**WHAT TO WORK ON**:
Your task is to repeat the lines below exactly, excluding any pictures they contain.

Figure dataset records:
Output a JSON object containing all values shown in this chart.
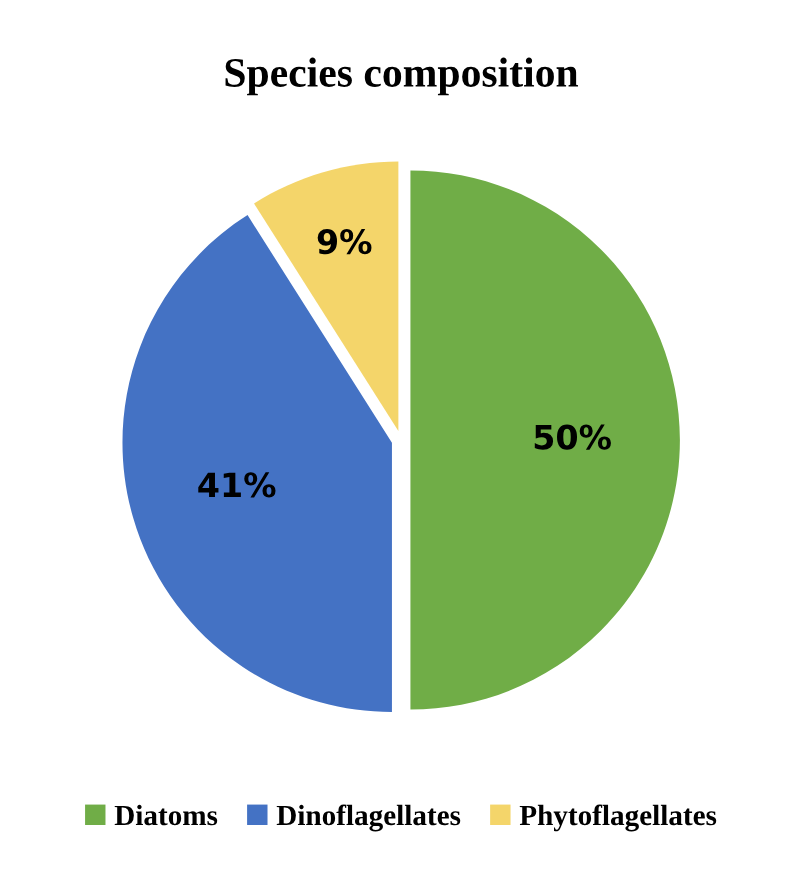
{
  "chart_data": {
    "type": "pie",
    "title": "Species composition",
    "categories": [
      "Diatoms",
      "Dinoflagellates",
      "Phytoflagellates"
    ],
    "values": [
      50,
      41,
      9
    ],
    "colors": [
      "#70ad47",
      "#4472c4",
      "#f4d56a"
    ],
    "value_labels": [
      "50%",
      "41%",
      "9%"
    ],
    "legend": "bottom"
  }
}
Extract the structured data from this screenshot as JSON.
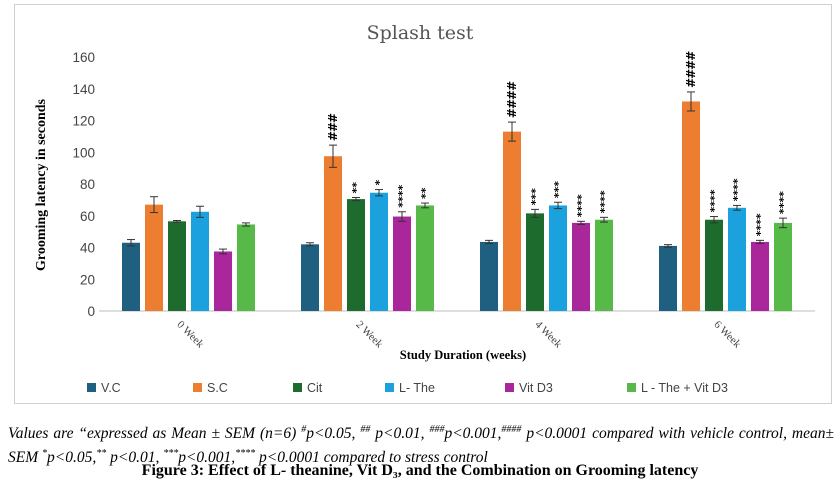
{
  "chart_data": {
    "type": "bar",
    "title": "Splash test",
    "xlabel": "Study Duration (weeks)",
    "ylabel": "Grooming latency in seconds",
    "ylim": [
      0,
      160
    ],
    "yticks": [
      0,
      20,
      40,
      60,
      80,
      100,
      120,
      140,
      160
    ],
    "categories": [
      "0 Week",
      "2 Week",
      "4 Week",
      "6 Week"
    ],
    "grid": false,
    "legend_position": "bottom",
    "series": [
      {
        "name": "V.C",
        "color": "#1f5f7f",
        "values": [
          43,
          42,
          43.5,
          41
        ],
        "errors": [
          2,
          1,
          1,
          0.8
        ],
        "marks": [
          "",
          "",
          "",
          ""
        ]
      },
      {
        "name": "S.C",
        "color": "#ed7d31",
        "values": [
          67,
          97.5,
          113,
          132
        ],
        "errors": [
          5,
          7,
          6,
          6
        ],
        "marks": [
          "",
          "###",
          "####",
          "####"
        ]
      },
      {
        "name": "Cit",
        "color": "#1e6b2e",
        "values": [
          56.5,
          70.5,
          61.5,
          57.5
        ],
        "errors": [
          0.5,
          1,
          2.5,
          2
        ],
        "marks": [
          "",
          "**",
          "***",
          "****"
        ]
      },
      {
        "name": "L- The",
        "color": "#1ba1dd",
        "values": [
          62.5,
          74.5,
          66.5,
          65
        ],
        "errors": [
          3.5,
          2,
          2,
          1.5
        ],
        "marks": [
          "",
          "*",
          "***",
          "****"
        ]
      },
      {
        "name": "Vit D3",
        "color": "#a9279b",
        "values": [
          37.5,
          59.5,
          55.5,
          43.5
        ],
        "errors": [
          1.5,
          3,
          1,
          1
        ],
        "marks": [
          "",
          "****",
          "****",
          "****"
        ]
      },
      {
        "name": "L - The + Vit D3",
        "color": "#57b947",
        "values": [
          54.5,
          66.5,
          57.5,
          55.5
        ],
        "errors": [
          1,
          1.5,
          1.5,
          3
        ],
        "marks": [
          "",
          "**",
          "****",
          "****"
        ]
      }
    ]
  },
  "caption": {
    "note_a": "Values are “expressed as Mean ± SEM (n=6) ",
    "sup1": "#",
    "note_b": "p<0.05, ",
    "sup2": "##",
    "note_c": " p<0.01, ",
    "sup3": "###",
    "note_d": "p<0.001,",
    "sup4": "####",
    "note_e": " p<0.0001 compared with vehicle control, mean± SEM ",
    "sup5": "*",
    "note_f": "p<0.05,",
    "sup6": "**",
    "note_g": " p<0.01, ",
    "sup7": "***",
    "note_h": "p<0.001,",
    "sup8": "****",
    "note_i": " p<0.0001 compared to stress control",
    "figure_title": "Figure 3: Effect of L- theanine, Vit D₃, and the Combination on Grooming latency"
  }
}
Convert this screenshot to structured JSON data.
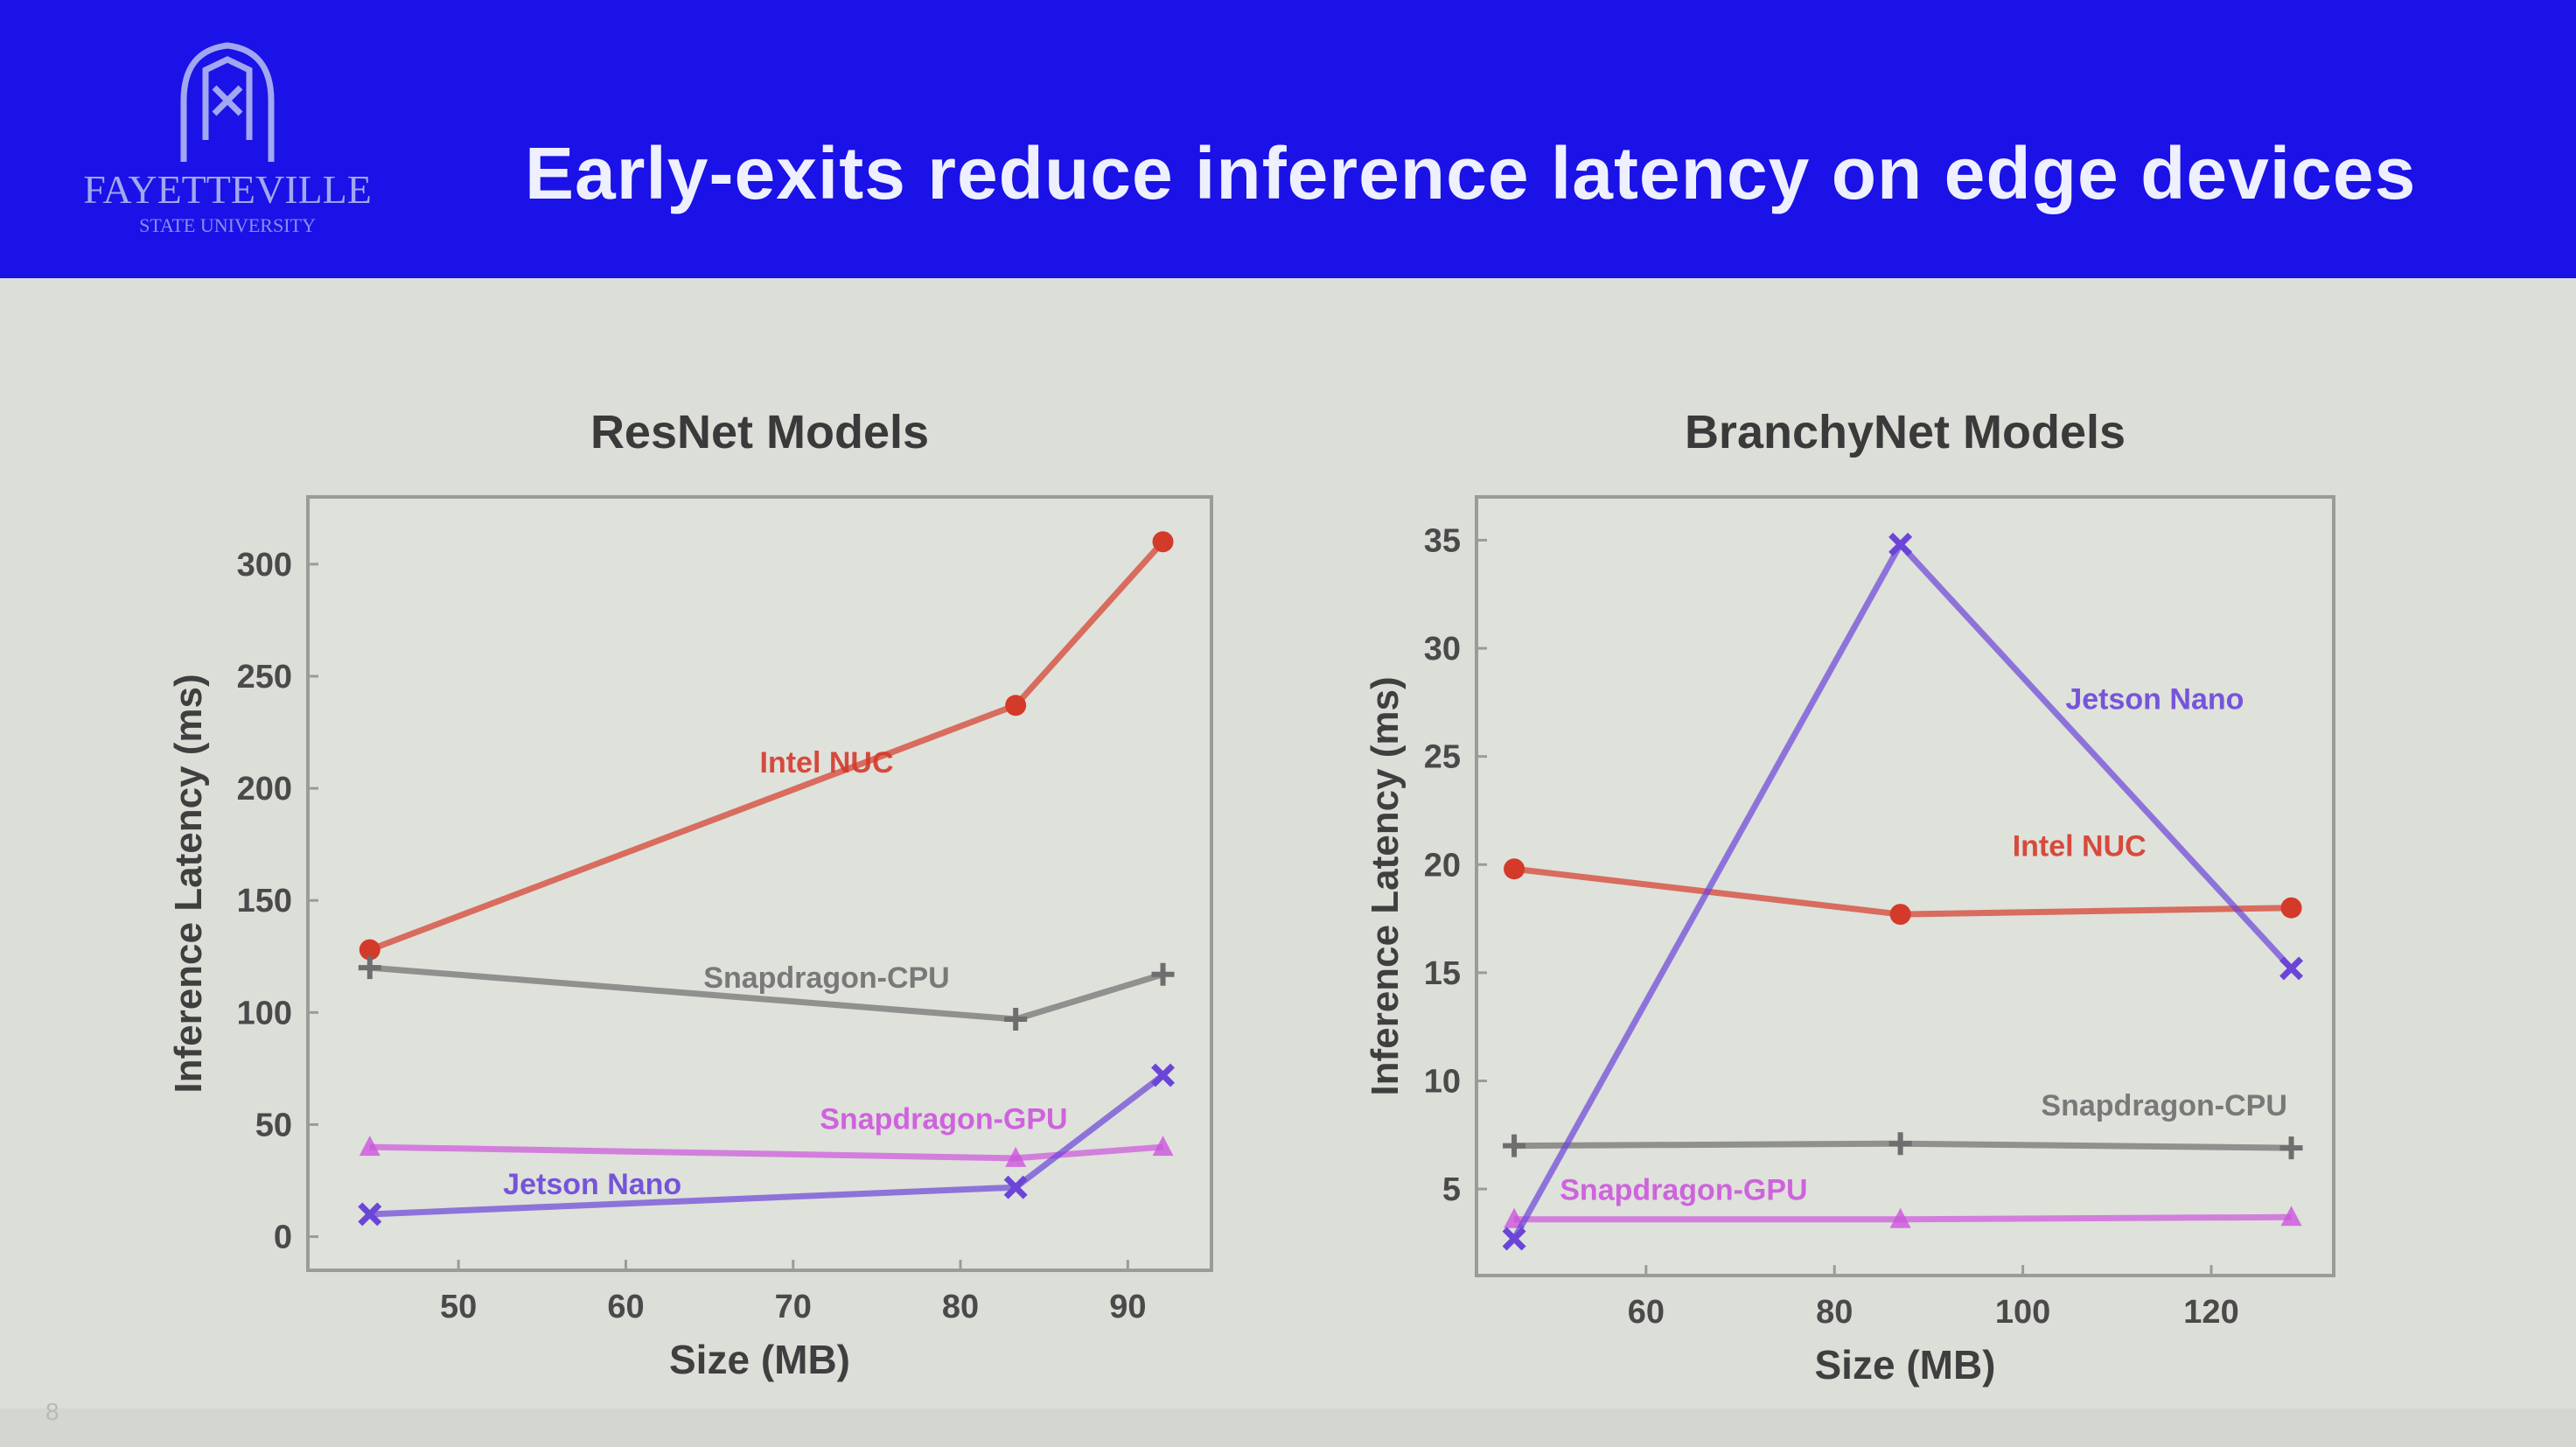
{
  "slide": {
    "title": "Early-exits reduce inference latency on edge devices",
    "logo": {
      "text": "FAYETTEVILLE",
      "subtext": "STATE UNIVERSITY",
      "icon": "university-logo-icon"
    },
    "slide_number": "8",
    "colors": {
      "header": "#1a12e6",
      "background": "#dcded8",
      "title_text": "#eef0ff"
    }
  },
  "chart_data": [
    {
      "type": "line",
      "title": "ResNet Models",
      "xlabel": "Size (MB)",
      "ylabel": "Inference Latency (ms)",
      "xlim": [
        41,
        95
      ],
      "ylim": [
        -15,
        330
      ],
      "xticks": [
        50,
        60,
        70,
        80,
        90
      ],
      "yticks": [
        0,
        50,
        100,
        150,
        200,
        250,
        300
      ],
      "series": [
        {
          "name": "Intel NUC",
          "color": "#d43a2a",
          "marker": "circle",
          "x": [
            44.7,
            83.3,
            92.1
          ],
          "y": [
            128,
            237,
            310
          ],
          "label_pos": [
            72,
            207
          ]
        },
        {
          "name": "Snapdragon-CPU",
          "color": "#6e6e6e",
          "marker": "plus",
          "x": [
            44.7,
            83.3,
            92.1
          ],
          "y": [
            120,
            97,
            117
          ],
          "label_pos": [
            72,
            111
          ]
        },
        {
          "name": "Snapdragon-GPU",
          "color": "#cc55dd",
          "marker": "triangle",
          "x": [
            44.7,
            83.3,
            92.1
          ],
          "y": [
            40,
            35,
            40
          ],
          "label_pos": [
            79,
            48
          ]
        },
        {
          "name": "Jetson Nano",
          "color": "#6a45d8",
          "marker": "x",
          "x": [
            44.7,
            83.3,
            92.1
          ],
          "y": [
            10,
            22,
            72
          ],
          "label_pos": [
            58,
            19
          ]
        }
      ]
    },
    {
      "type": "line",
      "title": "BranchyNet Models",
      "xlabel": "Size (MB)",
      "ylabel": "Inference Latency (ms)",
      "xlim": [
        42,
        133
      ],
      "ylim": [
        1,
        37
      ],
      "xticks": [
        60,
        80,
        100,
        120
      ],
      "yticks": [
        5,
        10,
        15,
        20,
        25,
        30,
        35
      ],
      "series": [
        {
          "name": "Intel NUC",
          "color": "#d43a2a",
          "marker": "circle",
          "x": [
            46,
            87,
            128.5
          ],
          "y": [
            19.8,
            17.7,
            18.0
          ],
          "label_pos": [
            106,
            20.4
          ]
        },
        {
          "name": "Snapdragon-CPU",
          "color": "#6e6e6e",
          "marker": "plus",
          "x": [
            46,
            87,
            128.5
          ],
          "y": [
            7.0,
            7.1,
            6.9
          ],
          "label_pos": [
            115,
            8.4
          ]
        },
        {
          "name": "Snapdragon-GPU",
          "color": "#cc55dd",
          "marker": "triangle",
          "x": [
            46,
            87,
            128.5
          ],
          "y": [
            3.6,
            3.6,
            3.7
          ],
          "label_pos": [
            64,
            4.5
          ]
        },
        {
          "name": "Jetson Nano",
          "color": "#6a45d8",
          "marker": "x",
          "x": [
            46,
            87,
            128.5
          ],
          "y": [
            2.7,
            34.8,
            15.2
          ],
          "label_pos": [
            114,
            27.2
          ]
        }
      ]
    }
  ]
}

**RESULT OF THIS TASK**:
Output a JSON object containing all values shown in this chart.
{
  "chart_data": {
    "type": "pie",
    "title": "Species composition",
    "categories": [
      "Diatoms",
      "Dinoflagellates",
      "Phytoflagellates"
    ],
    "values": [
      50,
      41,
      9
    ],
    "colors": [
      "#70ad47",
      "#4472c4",
      "#f4d56a"
    ],
    "value_labels": [
      "50%",
      "41%",
      "9%"
    ],
    "legend": "bottom"
  }
}
Extract the structured data from this screenshot as JSON.
{
  "chart_data": {
    "type": "bar",
    "title": "Splash test",
    "xlabel": "Study Duration (weeks)",
    "ylabel": "Grooming latency in seconds",
    "ylim": [
      0,
      160
    ],
    "yticks": [
      0,
      20,
      40,
      60,
      80,
      100,
      120,
      140,
      160
    ],
    "categories": [
      "0 Week",
      "2 Week",
      "4 Week",
      "6 Week"
    ],
    "grid": false,
    "legend_position": "bottom",
    "series": [
      {
        "name": "V.C",
        "color": "#1f5f7f",
        "values": [
          43,
          42,
          43.5,
          41
        ],
        "errors": [
          2,
          1,
          1,
          0.8
        ],
        "marks": [
          "",
          "",
          "",
          ""
        ]
      },
      {
        "name": "S.C",
        "color": "#ed7d31",
        "values": [
          67,
          97.5,
          113,
          132
        ],
        "errors": [
          5,
          7,
          6,
          6
        ],
        "marks": [
          "",
          "###",
          "####",
          "####"
        ]
      },
      {
        "name": "Cit",
        "color": "#1e6b2e",
        "values": [
          56.5,
          70.5,
          61.5,
          57.5
        ],
        "errors": [
          0.5,
          1,
          2.5,
          2
        ],
        "marks": [
          "",
          "**",
          "***",
          "****"
        ]
      },
      {
        "name": "L- The",
        "color": "#1ba1dd",
        "values": [
          62.5,
          74.5,
          66.5,
          65
        ],
        "errors": [
          3.5,
          2,
          2,
          1.5
        ],
        "marks": [
          "",
          "*",
          "***",
          "****"
        ]
      },
      {
        "name": "Vit D3",
        "color": "#a9279b",
        "values": [
          37.5,
          59.5,
          55.5,
          43.5
        ],
        "errors": [
          1.5,
          3,
          1,
          1
        ],
        "marks": [
          "",
          "****",
          "****",
          "****"
        ]
      },
      {
        "name": "L - The + Vit D3",
        "color": "#57b947",
        "values": [
          54.5,
          66.5,
          57.5,
          55.5
        ],
        "errors": [
          1,
          1.5,
          1.5,
          3
        ],
        "marks": [
          "",
          "**",
          "****",
          "****"
        ]
      }
    ]
  },
  "caption": {
    "note_a": "Values are “expressed as Mean ± SEM (n=6) ",
    "sup1": "#",
    "note_b": "p<0.05, ",
    "sup2": "##",
    "note_c": " p<0.01, ",
    "sup3": "###",
    "note_d": "p<0.001,",
    "sup4": "####",
    "note_e": " p<0.0001 compared with vehicle control, mean± SEM ",
    "sup5": "*",
    "note_f": "p<0.05,",
    "sup6": "**",
    "note_g": " p<0.01, ",
    "sup7": "***",
    "note_h": "p<0.001,",
    "sup8": "****",
    "note_i": " p<0.0001 compared to stress control",
    "figure_title": "Figure 3: Effect of L- theanine, Vit D₃, and the Combination on Grooming latency"
  }
}
Convert this screenshot to structured JSON data.
{
  "slide": {
    "title": "Early-exits reduce inference latency on edge devices",
    "logo": {
      "text": "FAYETTEVILLE",
      "subtext": "STATE UNIVERSITY",
      "icon": "university-logo-icon"
    },
    "slide_number": "8",
    "colors": {
      "header": "#1a12e6",
      "background": "#dcded8",
      "title_text": "#eef0ff"
    }
  },
  "chart_data": [
    {
      "type": "line",
      "title": "ResNet Models",
      "xlabel": "Size (MB)",
      "ylabel": "Inference Latency (ms)",
      "xlim": [
        41,
        95
      ],
      "ylim": [
        -15,
        330
      ],
      "xticks": [
        50,
        60,
        70,
        80,
        90
      ],
      "yticks": [
        0,
        50,
        100,
        150,
        200,
        250,
        300
      ],
      "series": [
        {
          "name": "Intel NUC",
          "color": "#d43a2a",
          "marker": "circle",
          "x": [
            44.7,
            83.3,
            92.1
          ],
          "y": [
            128,
            237,
            310
          ],
          "label_pos": [
            72,
            207
          ]
        },
        {
          "name": "Snapdragon-CPU",
          "color": "#6e6e6e",
          "marker": "plus",
          "x": [
            44.7,
            83.3,
            92.1
          ],
          "y": [
            120,
            97,
            117
          ],
          "label_pos": [
            72,
            111
          ]
        },
        {
          "name": "Snapdragon-GPU",
          "color": "#cc55dd",
          "marker": "triangle",
          "x": [
            44.7,
            83.3,
            92.1
          ],
          "y": [
            40,
            35,
            40
          ],
          "label_pos": [
            79,
            48
          ]
        },
        {
          "name": "Jetson Nano",
          "color": "#6a45d8",
          "marker": "x",
          "x": [
            44.7,
            83.3,
            92.1
          ],
          "y": [
            10,
            22,
            72
          ],
          "label_pos": [
            58,
            19
          ]
        }
      ]
    },
    {
      "type": "line",
      "title": "BranchyNet Models",
      "xlabel": "Size (MB)",
      "ylabel": "Inference Latency (ms)",
      "xlim": [
        42,
        133
      ],
      "ylim": [
        1,
        37
      ],
      "xticks": [
        60,
        80,
        100,
        120
      ],
      "yticks": [
        5,
        10,
        15,
        20,
        25,
        30,
        35
      ],
      "series": [
        {
          "name": "Intel NUC",
          "color": "#d43a2a",
          "marker": "circle",
          "x": [
            46,
            87,
            128.5
          ],
          "y": [
            19.8,
            17.7,
            18.0
          ],
          "label_pos": [
            106,
            20.4
          ]
        },
        {
          "name": "Snapdragon-CPU",
          "color": "#6e6e6e",
          "marker": "plus",
          "x": [
            46,
            87,
            128.5
          ],
          "y": [
            7.0,
            7.1,
            6.9
          ],
          "label_pos": [
            115,
            8.4
          ]
        },
        {
          "name": "Snapdragon-GPU",
          "color": "#cc55dd",
          "marker": "triangle",
          "x": [
            46,
            87,
            128.5
          ],
          "y": [
            3.6,
            3.6,
            3.7
          ],
          "label_pos": [
            64,
            4.5
          ]
        },
        {
          "name": "Jetson Nano",
          "color": "#6a45d8",
          "marker": "x",
          "x": [
            46,
            87,
            128.5
          ],
          "y": [
            2.7,
            34.8,
            15.2
          ],
          "label_pos": [
            114,
            27.2
          ]
        }
      ]
    }
  ]
}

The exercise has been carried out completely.